WHAT IS BEING ASKED >> Quote every line below exactly and skip any picture.
>> BEGIN RECORDS
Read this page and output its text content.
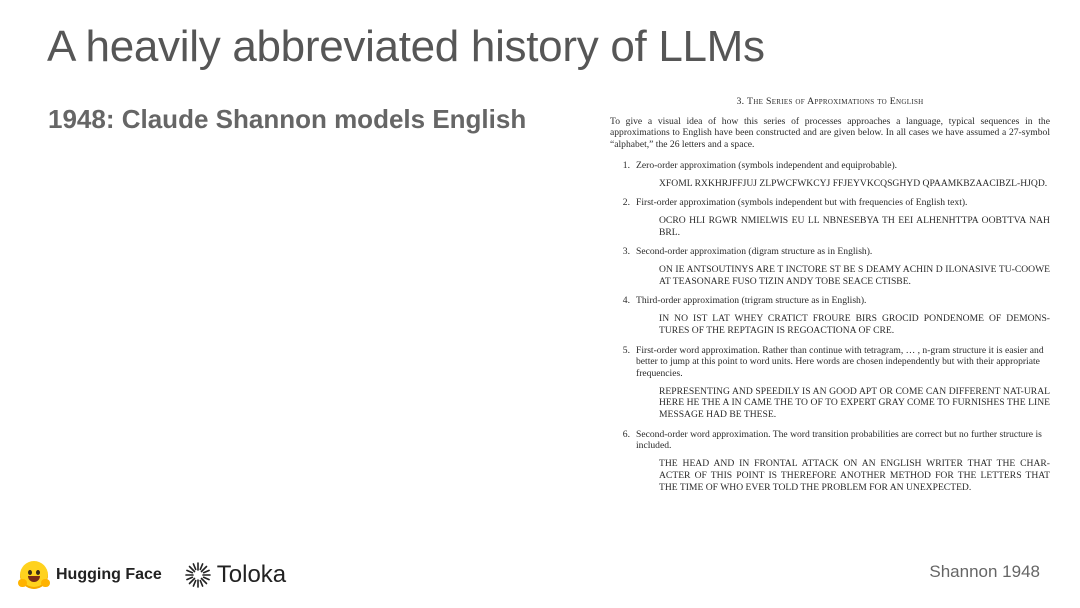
A heavily abbreviated history of LLMs
1948: Claude Shannon models English
3. The Series of Approximations to English

To give a visual idea of how this series of processes approaches a language, typical sequences in the approximations to English have been constructed and are given below. In all cases we have assumed a 27-symbol “alphabet,” the 26 letters and a space.

1. Zero-order approximation (symbols independent and equiprobable).
XFOML RXKHRJFFJUJ ZLPWCFWKCYJ FFJEYVKCQSGHYD QPAAMKBZAACIBZL-HJQD.
2. First-order approximation (symbols independent but with frequencies of English text).
OCRO HLI RGWR NMIELWIS EU LL NBNESEBYA TH EEI ALHENHTTPA OOBTTVA NAH BRL.
3. Second-order approximation (digram structure as in English).
ON IE ANTSOUTINYS ARE T INCTORE ST BE S DEAMY ACHIN D ILONASIVE TU-COOWE AT TEASONARE FUSO TIZIN ANDY TOBE SEACE CTISBE.
4. Third-order approximation (trigram structure as in English).
IN NO IST LAT WHEY CRATICT FROURE BIRS GROCID PONDENOME OF DEMONS-TURES OF THE REPTAGIN IS REGOACTIONA OF CRE.
5. First-order word approximation. Rather than continue with tetragram, … , n-gram structure it is easier and better to jump at this point to word units. Here words are chosen independently but with their appropriate frequencies.
REPRESENTING AND SPEEDILY IS AN GOOD APT OR COME CAN DIFFERENT NAT-URAL HERE HE THE A IN CAME THE TO OF TO EXPERT GRAY COME TO FURNISHES THE LINE MESSAGE HAD BE THESE.
6. Second-order word approximation. The word transition probabilities are correct but no further structure is included.
THE HEAD AND IN FRONTAL ATTACK ON AN ENGLISH WRITER THAT THE CHAR-ACTER OF THIS POINT IS THEREFORE ANOTHER METHOD FOR THE LETTERS THAT THE TIME OF WHO EVER TOLD THE PROBLEM FOR AN UNEXPECTED.
Hugging Face Toloka	Shannon 1948
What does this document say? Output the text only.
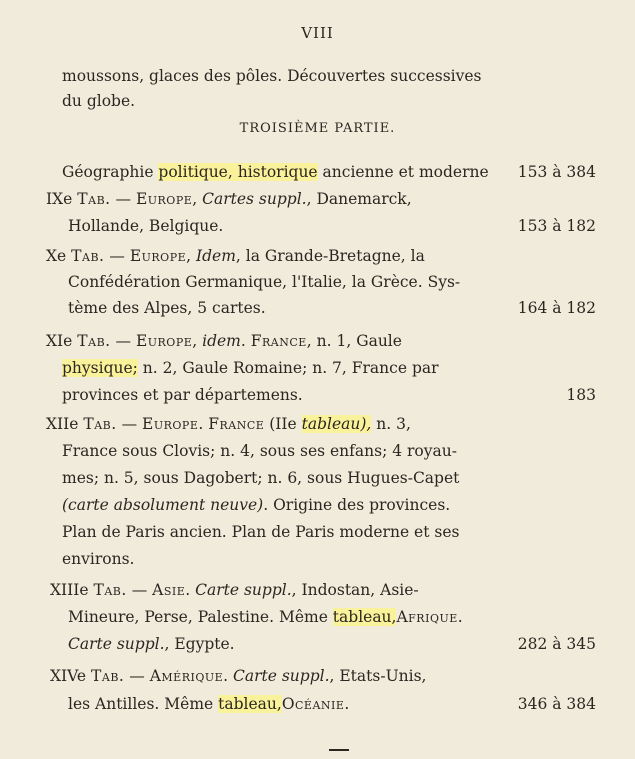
VIII
moussons, glaces des pôles. Découvertes successives
du globe.
TROISIÈME PARTIE.
Géographie politique, historique ancienne et moderne 153 à 384
IXe Tab. — Europe, Cartes suppl., Danemarck,
Hollande, Belgique.	153 à 182
Xe Tab. — Europe, Idem, la Grande-Bretagne, la
Confédération Germanique, l'Italie, la Grèce. Sys-
tème des Alpes, 5 cartes.	164 à 182
XIe Tab. — Europe, idem. France, n. 1, Gaule
physique; n. 2, Gaule Romaine; n. 7, France par
provinces et par départemens.	183
XIIe Tab. — Europe. France (IIe tableau), n. 3,
France sous Clovis; n. 4, sous ses enfans; 4 royau-
mes; n. 5, sous Dagobert; n. 6, sous Hugues-Capet
(carte absolument neuve). Origine des provinces.
Plan de Paris ancien. Plan de Paris moderne et ses
environs.
XIIIe Tab. — Asie. Carte suppl., Indostan, Asie-
Mineure, Perse, Palestine. Même tableau,Afrique.
Carte suppl., Egypte.	282 à 345
XIVe Tab. — Amérique. Carte suppl., Etats-Unis,
les Antilles. Même tableau,Océanie.	346 à 384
>> END RECORDS
REPLY >>
Read this page and output its text content.
A heavily abbreviated history of LLMs
1948: Claude Shannon models English
3. The Series of Approximations to English

To give a visual idea of how this series of processes approaches a language, typical sequences in the approximations to English have been constructed and are given below. In all cases we have assumed a 27-symbol “alphabet,” the 26 letters and a space.

1. Zero-order approximation (symbols independent and equiprobable).
XFOML RXKHRJFFJUJ ZLPWCFWKCYJ FFJEYVKCQSGHYD QPAAMKBZAACIBZL-HJQD.
2. First-order approximation (symbols independent but with frequencies of English text).
OCRO HLI RGWR NMIELWIS EU LL NBNESEBYA TH EEI ALHENHTTPA OOBTTVA NAH BRL.
3. Second-order approximation (digram structure as in English).
ON IE ANTSOUTINYS ARE T INCTORE ST BE S DEAMY ACHIN D ILONASIVE TU-COOWE AT TEASONARE FUSO TIZIN ANDY TOBE SEACE CTISBE.
4. Third-order approximation (trigram structure as in English).
IN NO IST LAT WHEY CRATICT FROURE BIRS GROCID PONDENOME OF DEMONS-TURES OF THE REPTAGIN IS REGOACTIONA OF CRE.
5. First-order word approximation. Rather than continue with tetragram, … , n-gram structure it is easier and better to jump at this point to word units. Here words are chosen independently but with their appropriate frequencies.
REPRESENTING AND SPEEDILY IS AN GOOD APT OR COME CAN DIFFERENT NAT-URAL HERE HE THE A IN CAME THE TO OF TO EXPERT GRAY COME TO FURNISHES THE LINE MESSAGE HAD BE THESE.
6. Second-order word approximation. The word transition probabilities are correct but no further structure is included.
THE HEAD AND IN FRONTAL ATTACK ON AN ENGLISH WRITER THAT THE CHAR-ACTER OF THIS POINT IS THEREFORE ANOTHER METHOD FOR THE LETTERS THAT THE TIME OF WHO EVER TOLD THE PROBLEM FOR AN UNEXPECTED.
Hugging Face Toloka	Shannon 1948
What does this document say? Output the text only.
VIII
moussons, glaces des pôles. Découvertes successives
du globe.
TROISIÈME PARTIE.
Géographie politique, historique ancienne et moderne 153 à 384
IXe Tab. — Europe, Cartes suppl., Danemarck,
Hollande, Belgique.	153 à 182
Xe Tab. — Europe, Idem, la Grande-Bretagne, la
Confédération Germanique, l'Italie, la Grèce. Sys-
tème des Alpes, 5 cartes.	164 à 182
XIe Tab. — Europe, idem. France, n. 1, Gaule
physique; n. 2, Gaule Romaine; n. 7, France par
provinces et par départemens.	183
XIIe Tab. — Europe. France (IIe tableau), n. 3,
France sous Clovis; n. 4, sous ses enfans; 4 royau-
mes; n. 5, sous Dagobert; n. 6, sous Hugues-Capet
(carte absolument neuve). Origine des provinces.
Plan de Paris ancien. Plan de Paris moderne et ses
environs.
XIIIe Tab. — Asie. Carte suppl., Indostan, Asie-
Mineure, Perse, Palestine. Même tableau,Afrique.
Carte suppl., Egypte.	282 à 345
XIVe Tab. — Amérique. Carte suppl., Etats-Unis,
les Antilles. Même tableau,Océanie.	346 à 384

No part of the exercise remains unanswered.